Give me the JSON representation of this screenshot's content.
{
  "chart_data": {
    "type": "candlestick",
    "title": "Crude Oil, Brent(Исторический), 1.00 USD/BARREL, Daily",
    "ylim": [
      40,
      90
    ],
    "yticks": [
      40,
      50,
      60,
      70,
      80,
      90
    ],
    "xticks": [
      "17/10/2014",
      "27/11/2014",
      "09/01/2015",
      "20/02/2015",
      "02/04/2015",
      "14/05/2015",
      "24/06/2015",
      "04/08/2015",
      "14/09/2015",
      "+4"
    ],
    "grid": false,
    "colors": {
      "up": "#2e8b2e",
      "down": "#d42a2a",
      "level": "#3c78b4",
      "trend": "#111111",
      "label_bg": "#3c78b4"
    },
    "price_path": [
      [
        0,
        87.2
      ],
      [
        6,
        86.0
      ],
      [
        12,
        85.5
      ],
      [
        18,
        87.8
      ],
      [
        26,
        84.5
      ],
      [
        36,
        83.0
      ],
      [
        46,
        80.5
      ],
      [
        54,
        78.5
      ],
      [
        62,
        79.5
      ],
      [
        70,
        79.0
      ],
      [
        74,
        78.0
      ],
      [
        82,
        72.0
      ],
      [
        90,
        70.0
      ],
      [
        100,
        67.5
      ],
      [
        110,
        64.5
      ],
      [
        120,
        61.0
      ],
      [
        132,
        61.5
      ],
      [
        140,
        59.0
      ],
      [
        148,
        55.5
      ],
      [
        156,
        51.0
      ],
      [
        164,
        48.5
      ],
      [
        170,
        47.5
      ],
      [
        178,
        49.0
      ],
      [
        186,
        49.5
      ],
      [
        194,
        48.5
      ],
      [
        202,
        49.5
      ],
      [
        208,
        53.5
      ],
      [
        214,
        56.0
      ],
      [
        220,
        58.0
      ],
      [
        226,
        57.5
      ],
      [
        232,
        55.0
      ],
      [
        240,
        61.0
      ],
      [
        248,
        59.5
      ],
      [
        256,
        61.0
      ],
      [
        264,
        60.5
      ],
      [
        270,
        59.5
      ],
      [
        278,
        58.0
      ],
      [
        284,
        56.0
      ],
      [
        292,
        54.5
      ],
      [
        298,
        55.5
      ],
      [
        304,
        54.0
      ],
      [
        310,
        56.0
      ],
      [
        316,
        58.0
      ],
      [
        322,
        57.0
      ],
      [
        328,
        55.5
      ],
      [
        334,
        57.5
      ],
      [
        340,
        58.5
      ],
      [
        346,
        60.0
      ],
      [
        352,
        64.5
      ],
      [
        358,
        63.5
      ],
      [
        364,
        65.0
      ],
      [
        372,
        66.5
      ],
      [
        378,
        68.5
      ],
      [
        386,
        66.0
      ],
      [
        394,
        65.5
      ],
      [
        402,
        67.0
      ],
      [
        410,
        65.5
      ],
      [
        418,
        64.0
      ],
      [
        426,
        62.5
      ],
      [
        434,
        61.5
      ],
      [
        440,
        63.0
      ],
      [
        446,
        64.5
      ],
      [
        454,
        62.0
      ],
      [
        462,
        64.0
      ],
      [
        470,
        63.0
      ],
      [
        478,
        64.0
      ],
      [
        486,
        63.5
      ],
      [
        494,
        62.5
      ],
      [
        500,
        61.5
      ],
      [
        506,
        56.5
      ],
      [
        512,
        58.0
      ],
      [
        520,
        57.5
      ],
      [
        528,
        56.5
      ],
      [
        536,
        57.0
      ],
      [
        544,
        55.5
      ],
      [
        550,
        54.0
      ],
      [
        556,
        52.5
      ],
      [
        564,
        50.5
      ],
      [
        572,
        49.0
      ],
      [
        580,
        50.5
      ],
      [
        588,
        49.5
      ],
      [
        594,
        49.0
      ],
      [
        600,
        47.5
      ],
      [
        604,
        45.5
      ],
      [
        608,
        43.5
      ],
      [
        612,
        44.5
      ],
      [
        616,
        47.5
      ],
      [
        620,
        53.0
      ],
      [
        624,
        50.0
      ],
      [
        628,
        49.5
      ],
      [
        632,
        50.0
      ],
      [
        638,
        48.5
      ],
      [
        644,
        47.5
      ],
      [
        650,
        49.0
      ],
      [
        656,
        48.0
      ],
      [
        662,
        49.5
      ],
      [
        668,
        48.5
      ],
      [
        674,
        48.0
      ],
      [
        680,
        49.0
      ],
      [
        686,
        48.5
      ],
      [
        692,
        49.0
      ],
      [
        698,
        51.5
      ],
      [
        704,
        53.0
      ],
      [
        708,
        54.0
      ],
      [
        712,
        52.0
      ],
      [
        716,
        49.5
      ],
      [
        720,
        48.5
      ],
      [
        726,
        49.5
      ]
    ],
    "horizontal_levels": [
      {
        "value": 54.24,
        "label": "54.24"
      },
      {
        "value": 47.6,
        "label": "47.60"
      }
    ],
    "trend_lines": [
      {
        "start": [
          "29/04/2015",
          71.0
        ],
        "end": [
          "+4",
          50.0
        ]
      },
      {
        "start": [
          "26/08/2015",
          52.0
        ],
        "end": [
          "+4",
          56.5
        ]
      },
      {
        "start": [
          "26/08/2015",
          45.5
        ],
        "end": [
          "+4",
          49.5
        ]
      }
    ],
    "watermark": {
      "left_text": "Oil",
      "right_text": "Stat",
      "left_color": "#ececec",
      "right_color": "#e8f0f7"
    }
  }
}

━━━━━━━━━━

WORK TO COMPLETE:
From the records above, extract every line exactly as it stands.

WRITTEN REPLY:
Give me the JSON representation of this screenshot's content.
{
  "chart_data": {
    "type": "candlestick",
    "title": "Crude Oil, Brent(Исторический), 1.00 USD/BARREL, Daily",
    "ylim": [
      40,
      90
    ],
    "yticks": [
      40,
      50,
      60,
      70,
      80,
      90
    ],
    "xticks": [
      "17/10/2014",
      "27/11/2014",
      "09/01/2015",
      "20/02/2015",
      "02/04/2015",
      "14/05/2015",
      "24/06/2015",
      "04/08/2015",
      "14/09/2015",
      "+4"
    ],
    "grid": false,
    "colors": {
      "up": "#2e8b2e",
      "down": "#d42a2a",
      "level": "#3c78b4",
      "trend": "#111111",
      "label_bg": "#3c78b4"
    },
    "price_path": [
      [
        0,
        87.2
      ],
      [
        6,
        86.0
      ],
      [
        12,
        85.5
      ],
      [
        18,
        87.8
      ],
      [
        26,
        84.5
      ],
      [
        36,
        83.0
      ],
      [
        46,
        80.5
      ],
      [
        54,
        78.5
      ],
      [
        62,
        79.5
      ],
      [
        70,
        79.0
      ],
      [
        74,
        78.0
      ],
      [
        82,
        72.0
      ],
      [
        90,
        70.0
      ],
      [
        100,
        67.5
      ],
      [
        110,
        64.5
      ],
      [
        120,
        61.0
      ],
      [
        132,
        61.5
      ],
      [
        140,
        59.0
      ],
      [
        148,
        55.5
      ],
      [
        156,
        51.0
      ],
      [
        164,
        48.5
      ],
      [
        170,
        47.5
      ],
      [
        178,
        49.0
      ],
      [
        186,
        49.5
      ],
      [
        194,
        48.5
      ],
      [
        202,
        49.5
      ],
      [
        208,
        53.5
      ],
      [
        214,
        56.0
      ],
      [
        220,
        58.0
      ],
      [
        226,
        57.5
      ],
      [
        232,
        55.0
      ],
      [
        240,
        61.0
      ],
      [
        248,
        59.5
      ],
      [
        256,
        61.0
      ],
      [
        264,
        60.5
      ],
      [
        270,
        59.5
      ],
      [
        278,
        58.0
      ],
      [
        284,
        56.0
      ],
      [
        292,
        54.5
      ],
      [
        298,
        55.5
      ],
      [
        304,
        54.0
      ],
      [
        310,
        56.0
      ],
      [
        316,
        58.0
      ],
      [
        322,
        57.0
      ],
      [
        328,
        55.5
      ],
      [
        334,
        57.5
      ],
      [
        340,
        58.5
      ],
      [
        346,
        60.0
      ],
      [
        352,
        64.5
      ],
      [
        358,
        63.5
      ],
      [
        364,
        65.0
      ],
      [
        372,
        66.5
      ],
      [
        378,
        68.5
      ],
      [
        386,
        66.0
      ],
      [
        394,
        65.5
      ],
      [
        402,
        67.0
      ],
      [
        410,
        65.5
      ],
      [
        418,
        64.0
      ],
      [
        426,
        62.5
      ],
      [
        434,
        61.5
      ],
      [
        440,
        63.0
      ],
      [
        446,
        64.5
      ],
      [
        454,
        62.0
      ],
      [
        462,
        64.0
      ],
      [
        470,
        63.0
      ],
      [
        478,
        64.0
      ],
      [
        486,
        63.5
      ],
      [
        494,
        62.5
      ],
      [
        500,
        61.5
      ],
      [
        506,
        56.5
      ],
      [
        512,
        58.0
      ],
      [
        520,
        57.5
      ],
      [
        528,
        56.5
      ],
      [
        536,
        57.0
      ],
      [
        544,
        55.5
      ],
      [
        550,
        54.0
      ],
      [
        556,
        52.5
      ],
      [
        564,
        50.5
      ],
      [
        572,
        49.0
      ],
      [
        580,
        50.5
      ],
      [
        588,
        49.5
      ],
      [
        594,
        49.0
      ],
      [
        600,
        47.5
      ],
      [
        604,
        45.5
      ],
      [
        608,
        43.5
      ],
      [
        612,
        44.5
      ],
      [
        616,
        47.5
      ],
      [
        620,
        53.0
      ],
      [
        624,
        50.0
      ],
      [
        628,
        49.5
      ],
      [
        632,
        50.0
      ],
      [
        638,
        48.5
      ],
      [
        644,
        47.5
      ],
      [
        650,
        49.0
      ],
      [
        656,
        48.0
      ],
      [
        662,
        49.5
      ],
      [
        668,
        48.5
      ],
      [
        674,
        48.0
      ],
      [
        680,
        49.0
      ],
      [
        686,
        48.5
      ],
      [
        692,
        49.0
      ],
      [
        698,
        51.5
      ],
      [
        704,
        53.0
      ],
      [
        708,
        54.0
      ],
      [
        712,
        52.0
      ],
      [
        716,
        49.5
      ],
      [
        720,
        48.5
      ],
      [
        726,
        49.5
      ]
    ],
    "horizontal_levels": [
      {
        "value": 54.24,
        "label": "54.24"
      },
      {
        "value": 47.6,
        "label": "47.60"
      }
    ],
    "trend_lines": [
      {
        "start": [
          "29/04/2015",
          71.0
        ],
        "end": [
          "+4",
          50.0
        ]
      },
      {
        "start": [
          "26/08/2015",
          52.0
        ],
        "end": [
          "+4",
          56.5
        ]
      },
      {
        "start": [
          "26/08/2015",
          45.5
        ],
        "end": [
          "+4",
          49.5
        ]
      }
    ],
    "watermark": {
      "left_text": "Oil",
      "right_text": "Stat",
      "left_color": "#ececec",
      "right_color": "#e8f0f7"
    }
  }
}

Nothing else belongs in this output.